What is needed: An exact copy of the listing is needed, with every line kept.
Content starts
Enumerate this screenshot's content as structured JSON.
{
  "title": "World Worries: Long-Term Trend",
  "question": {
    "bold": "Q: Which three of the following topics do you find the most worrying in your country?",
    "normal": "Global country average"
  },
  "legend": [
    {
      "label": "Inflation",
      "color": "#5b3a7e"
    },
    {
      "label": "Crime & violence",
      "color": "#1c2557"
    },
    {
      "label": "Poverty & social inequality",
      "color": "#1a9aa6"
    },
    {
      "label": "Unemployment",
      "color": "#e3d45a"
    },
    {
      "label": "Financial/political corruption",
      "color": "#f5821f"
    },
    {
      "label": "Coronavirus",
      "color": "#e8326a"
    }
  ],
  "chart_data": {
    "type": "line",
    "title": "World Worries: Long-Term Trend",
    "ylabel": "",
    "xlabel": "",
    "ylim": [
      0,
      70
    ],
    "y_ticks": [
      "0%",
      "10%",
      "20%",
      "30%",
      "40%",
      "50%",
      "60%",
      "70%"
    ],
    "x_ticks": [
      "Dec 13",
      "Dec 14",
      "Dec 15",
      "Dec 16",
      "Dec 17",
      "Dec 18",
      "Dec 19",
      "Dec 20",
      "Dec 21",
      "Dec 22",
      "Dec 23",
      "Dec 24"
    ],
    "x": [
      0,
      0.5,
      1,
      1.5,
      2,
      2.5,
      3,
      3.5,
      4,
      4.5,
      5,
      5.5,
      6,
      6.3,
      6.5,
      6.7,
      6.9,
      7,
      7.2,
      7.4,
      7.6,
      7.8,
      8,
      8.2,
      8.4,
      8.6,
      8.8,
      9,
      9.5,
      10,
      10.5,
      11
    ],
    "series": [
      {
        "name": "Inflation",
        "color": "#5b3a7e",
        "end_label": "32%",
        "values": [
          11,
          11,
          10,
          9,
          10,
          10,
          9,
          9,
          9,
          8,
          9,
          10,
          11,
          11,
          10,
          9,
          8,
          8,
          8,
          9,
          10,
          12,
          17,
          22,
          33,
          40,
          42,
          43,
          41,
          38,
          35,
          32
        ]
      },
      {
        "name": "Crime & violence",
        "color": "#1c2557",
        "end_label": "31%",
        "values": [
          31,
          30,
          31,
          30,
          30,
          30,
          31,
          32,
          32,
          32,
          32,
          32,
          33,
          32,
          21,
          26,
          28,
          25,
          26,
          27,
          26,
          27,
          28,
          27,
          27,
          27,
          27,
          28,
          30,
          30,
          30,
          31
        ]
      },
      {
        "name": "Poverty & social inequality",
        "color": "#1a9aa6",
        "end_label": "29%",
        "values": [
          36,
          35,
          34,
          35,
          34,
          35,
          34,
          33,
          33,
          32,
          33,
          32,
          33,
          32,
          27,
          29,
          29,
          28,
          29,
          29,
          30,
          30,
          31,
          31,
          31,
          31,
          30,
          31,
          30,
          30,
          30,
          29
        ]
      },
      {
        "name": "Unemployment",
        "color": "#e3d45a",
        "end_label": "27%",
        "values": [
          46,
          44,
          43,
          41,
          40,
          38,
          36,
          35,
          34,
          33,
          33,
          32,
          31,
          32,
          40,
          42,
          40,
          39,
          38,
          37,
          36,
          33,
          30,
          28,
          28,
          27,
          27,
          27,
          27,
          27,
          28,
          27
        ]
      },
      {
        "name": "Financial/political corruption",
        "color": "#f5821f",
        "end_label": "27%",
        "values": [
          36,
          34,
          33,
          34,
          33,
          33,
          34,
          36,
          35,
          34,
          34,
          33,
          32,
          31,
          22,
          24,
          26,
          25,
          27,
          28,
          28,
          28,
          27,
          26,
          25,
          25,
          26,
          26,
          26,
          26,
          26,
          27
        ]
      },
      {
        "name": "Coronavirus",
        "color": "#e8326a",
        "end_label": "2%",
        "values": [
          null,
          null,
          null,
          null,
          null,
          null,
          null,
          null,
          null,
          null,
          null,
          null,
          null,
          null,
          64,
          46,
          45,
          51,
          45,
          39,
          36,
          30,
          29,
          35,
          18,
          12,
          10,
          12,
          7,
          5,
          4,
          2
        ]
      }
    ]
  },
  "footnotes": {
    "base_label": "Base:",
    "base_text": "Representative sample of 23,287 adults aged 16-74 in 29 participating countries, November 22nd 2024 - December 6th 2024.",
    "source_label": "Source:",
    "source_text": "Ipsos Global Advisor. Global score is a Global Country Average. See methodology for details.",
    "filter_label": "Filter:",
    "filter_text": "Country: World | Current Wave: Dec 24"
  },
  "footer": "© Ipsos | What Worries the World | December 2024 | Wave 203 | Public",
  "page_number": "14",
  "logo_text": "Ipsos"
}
Content ends
Answer to the problem:
Enumerate this screenshot's content as structured JSON.
{
  "title": "World Worries: Long-Term Trend",
  "question": {
    "bold": "Q: Which three of the following topics do you find the most worrying in your country?",
    "normal": "Global country average"
  },
  "legend": [
    {
      "label": "Inflation",
      "color": "#5b3a7e"
    },
    {
      "label": "Crime & violence",
      "color": "#1c2557"
    },
    {
      "label": "Poverty & social inequality",
      "color": "#1a9aa6"
    },
    {
      "label": "Unemployment",
      "color": "#e3d45a"
    },
    {
      "label": "Financial/political corruption",
      "color": "#f5821f"
    },
    {
      "label": "Coronavirus",
      "color": "#e8326a"
    }
  ],
  "chart_data": {
    "type": "line",
    "title": "World Worries: Long-Term Trend",
    "ylabel": "",
    "xlabel": "",
    "ylim": [
      0,
      70
    ],
    "y_ticks": [
      "0%",
      "10%",
      "20%",
      "30%",
      "40%",
      "50%",
      "60%",
      "70%"
    ],
    "x_ticks": [
      "Dec 13",
      "Dec 14",
      "Dec 15",
      "Dec 16",
      "Dec 17",
      "Dec 18",
      "Dec 19",
      "Dec 20",
      "Dec 21",
      "Dec 22",
      "Dec 23",
      "Dec 24"
    ],
    "x": [
      0,
      0.5,
      1,
      1.5,
      2,
      2.5,
      3,
      3.5,
      4,
      4.5,
      5,
      5.5,
      6,
      6.3,
      6.5,
      6.7,
      6.9,
      7,
      7.2,
      7.4,
      7.6,
      7.8,
      8,
      8.2,
      8.4,
      8.6,
      8.8,
      9,
      9.5,
      10,
      10.5,
      11
    ],
    "series": [
      {
        "name": "Inflation",
        "color": "#5b3a7e",
        "end_label": "32%",
        "values": [
          11,
          11,
          10,
          9,
          10,
          10,
          9,
          9,
          9,
          8,
          9,
          10,
          11,
          11,
          10,
          9,
          8,
          8,
          8,
          9,
          10,
          12,
          17,
          22,
          33,
          40,
          42,
          43,
          41,
          38,
          35,
          32
        ]
      },
      {
        "name": "Crime & violence",
        "color": "#1c2557",
        "end_label": "31%",
        "values": [
          31,
          30,
          31,
          30,
          30,
          30,
          31,
          32,
          32,
          32,
          32,
          32,
          33,
          32,
          21,
          26,
          28,
          25,
          26,
          27,
          26,
          27,
          28,
          27,
          27,
          27,
          27,
          28,
          30,
          30,
          30,
          31
        ]
      },
      {
        "name": "Poverty & social inequality",
        "color": "#1a9aa6",
        "end_label": "29%",
        "values": [
          36,
          35,
          34,
          35,
          34,
          35,
          34,
          33,
          33,
          32,
          33,
          32,
          33,
          32,
          27,
          29,
          29,
          28,
          29,
          29,
          30,
          30,
          31,
          31,
          31,
          31,
          30,
          31,
          30,
          30,
          30,
          29
        ]
      },
      {
        "name": "Unemployment",
        "color": "#e3d45a",
        "end_label": "27%",
        "values": [
          46,
          44,
          43,
          41,
          40,
          38,
          36,
          35,
          34,
          33,
          33,
          32,
          31,
          32,
          40,
          42,
          40,
          39,
          38,
          37,
          36,
          33,
          30,
          28,
          28,
          27,
          27,
          27,
          27,
          27,
          28,
          27
        ]
      },
      {
        "name": "Financial/political corruption",
        "color": "#f5821f",
        "end_label": "27%",
        "values": [
          36,
          34,
          33,
          34,
          33,
          33,
          34,
          36,
          35,
          34,
          34,
          33,
          32,
          31,
          22,
          24,
          26,
          25,
          27,
          28,
          28,
          28,
          27,
          26,
          25,
          25,
          26,
          26,
          26,
          26,
          26,
          27
        ]
      },
      {
        "name": "Coronavirus",
        "color": "#e8326a",
        "end_label": "2%",
        "values": [
          null,
          null,
          null,
          null,
          null,
          null,
          null,
          null,
          null,
          null,
          null,
          null,
          null,
          null,
          64,
          46,
          45,
          51,
          45,
          39,
          36,
          30,
          29,
          35,
          18,
          12,
          10,
          12,
          7,
          5,
          4,
          2
        ]
      }
    ]
  },
  "footnotes": {
    "base_label": "Base:",
    "base_text": "Representative sample of 23,287 adults aged 16-74 in 29 participating countries, November 22nd 2024 - December 6th 2024.",
    "source_label": "Source:",
    "source_text": "Ipsos Global Advisor. Global score is a Global Country Average. See methodology for details.",
    "filter_label": "Filter:",
    "filter_text": "Country: World | Current Wave: Dec 24"
  },
  "footer": "© Ipsos | What Worries the World | December 2024 | Wave 203 | Public",
  "page_number": "14",
  "logo_text": "Ipsos"
}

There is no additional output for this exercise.